**EXERCISE TASK**:
In the listing below, locate the lines bearing the word "Christlich". Copy every one of them.

#### DATA FOR THIS EXERCISE

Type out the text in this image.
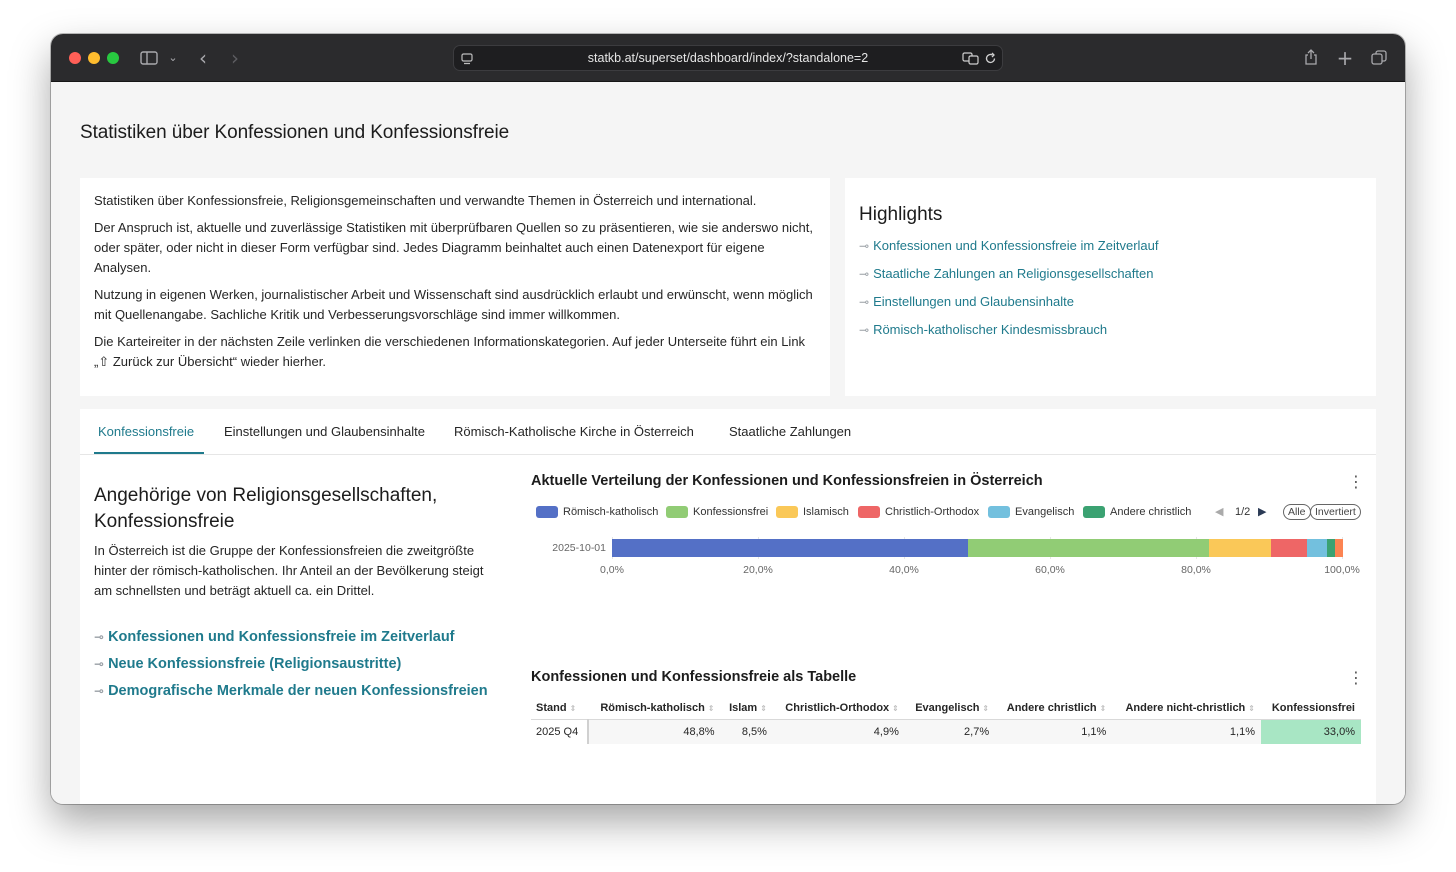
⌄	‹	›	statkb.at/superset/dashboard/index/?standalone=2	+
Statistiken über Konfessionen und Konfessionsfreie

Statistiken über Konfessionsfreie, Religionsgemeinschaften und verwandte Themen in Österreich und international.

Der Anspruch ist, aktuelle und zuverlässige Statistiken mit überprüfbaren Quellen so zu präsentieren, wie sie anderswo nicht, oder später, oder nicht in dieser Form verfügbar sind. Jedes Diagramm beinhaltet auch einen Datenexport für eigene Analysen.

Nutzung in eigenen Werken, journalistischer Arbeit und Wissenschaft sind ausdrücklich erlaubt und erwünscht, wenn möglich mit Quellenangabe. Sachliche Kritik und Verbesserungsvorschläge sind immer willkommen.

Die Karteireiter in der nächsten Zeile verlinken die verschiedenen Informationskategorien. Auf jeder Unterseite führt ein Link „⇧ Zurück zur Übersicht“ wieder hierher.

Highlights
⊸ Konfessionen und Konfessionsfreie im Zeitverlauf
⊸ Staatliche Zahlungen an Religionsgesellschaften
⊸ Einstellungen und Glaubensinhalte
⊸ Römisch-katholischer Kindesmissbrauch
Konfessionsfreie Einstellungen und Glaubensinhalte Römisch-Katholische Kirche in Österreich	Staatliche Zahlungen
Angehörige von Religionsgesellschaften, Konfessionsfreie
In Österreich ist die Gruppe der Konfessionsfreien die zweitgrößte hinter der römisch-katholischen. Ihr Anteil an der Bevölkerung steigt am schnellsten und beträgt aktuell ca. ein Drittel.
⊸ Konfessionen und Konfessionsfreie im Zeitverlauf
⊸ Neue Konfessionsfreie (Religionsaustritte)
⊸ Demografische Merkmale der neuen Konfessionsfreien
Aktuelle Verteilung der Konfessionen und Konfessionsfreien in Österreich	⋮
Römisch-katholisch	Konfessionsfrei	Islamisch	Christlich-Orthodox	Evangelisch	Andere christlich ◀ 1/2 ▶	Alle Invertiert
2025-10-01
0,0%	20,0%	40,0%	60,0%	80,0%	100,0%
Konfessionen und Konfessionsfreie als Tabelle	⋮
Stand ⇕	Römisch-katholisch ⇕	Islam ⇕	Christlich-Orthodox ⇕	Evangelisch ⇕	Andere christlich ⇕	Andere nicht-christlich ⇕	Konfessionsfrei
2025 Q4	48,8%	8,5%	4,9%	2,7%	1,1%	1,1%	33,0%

########

**CORRECT OUTPUT**:
Römisch-katholisch	Konfessionsfrei	Islamisch	Christlich-Orthodox	Evangelisch	Andere christlich ◀ 1/2 ▶	Alle Invertiert
Stand ⇕	Römisch-katholisch ⇕	Islam ⇕	Christlich-Orthodox ⇕	Evangelisch ⇕	Andere christlich ⇕	Andere nicht-christlich ⇕	Konfessionsfrei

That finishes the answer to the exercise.